Start Provided records

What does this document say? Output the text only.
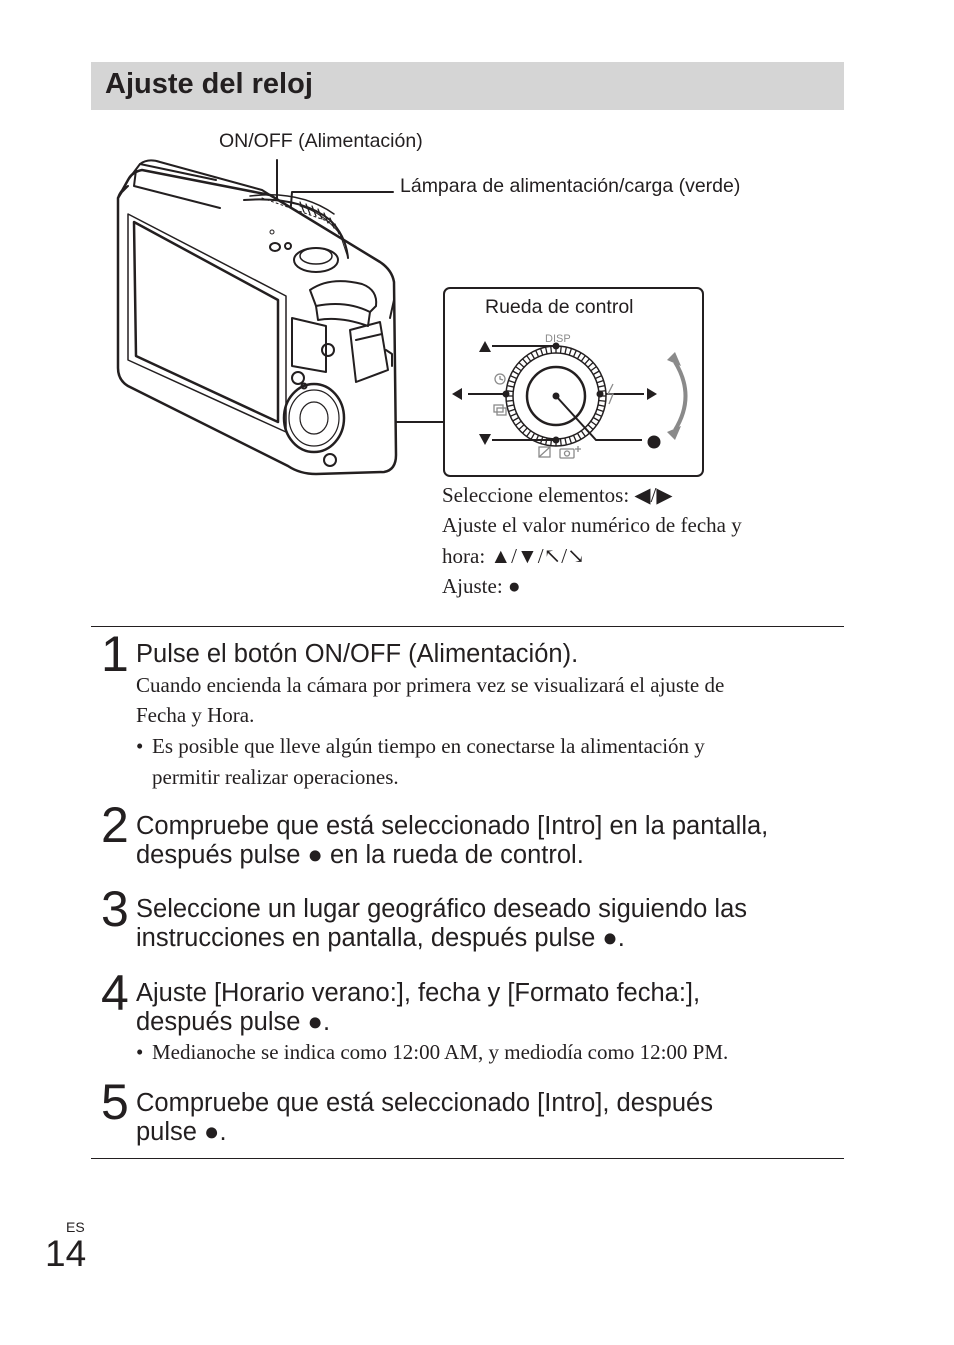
Ajuste del reloj
DISP
ON/OFF (Alimentación)
Lámpara de alimentación/carga (verde)
Rueda de control
Seleccione elementos: ◀/▶
Ajuste el valor numérico de fecha y
hora: ▲/▼/↖/↘
Ajuste: ●
1 Pulse el botón ON/OFF (Alimentación).
Cuando encienda la cámara por primera vez se visualizará el ajuste de
Fecha y Hora.
• Es posible que lleve algún tiempo en conectarse la alimentación y
permitir realizar operaciones.
2 Compruebe que está seleccionado [Intro] en la pantalla,
después pulse ● en la rueda de control.
3 Seleccione un lugar geográfico deseado siguiendo las
instrucciones en pantalla, después pulse ●.
4 Ajuste [Horario verano:], fecha y [Formato fecha:],
después pulse ●.
• Medianoche se indica como 12:00 AM, y mediodía como 12:00 PM.
5 Compruebe que está seleccionado [Intro], después
pulse ●.
ES
14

End Provided records

## Aim
Extract each line from the entries above that contains the string "Intro".

## Solution to this problem
2 Compruebe que está seleccionado [Intro] en la pantalla,
5 Compruebe que está seleccionado [Intro], después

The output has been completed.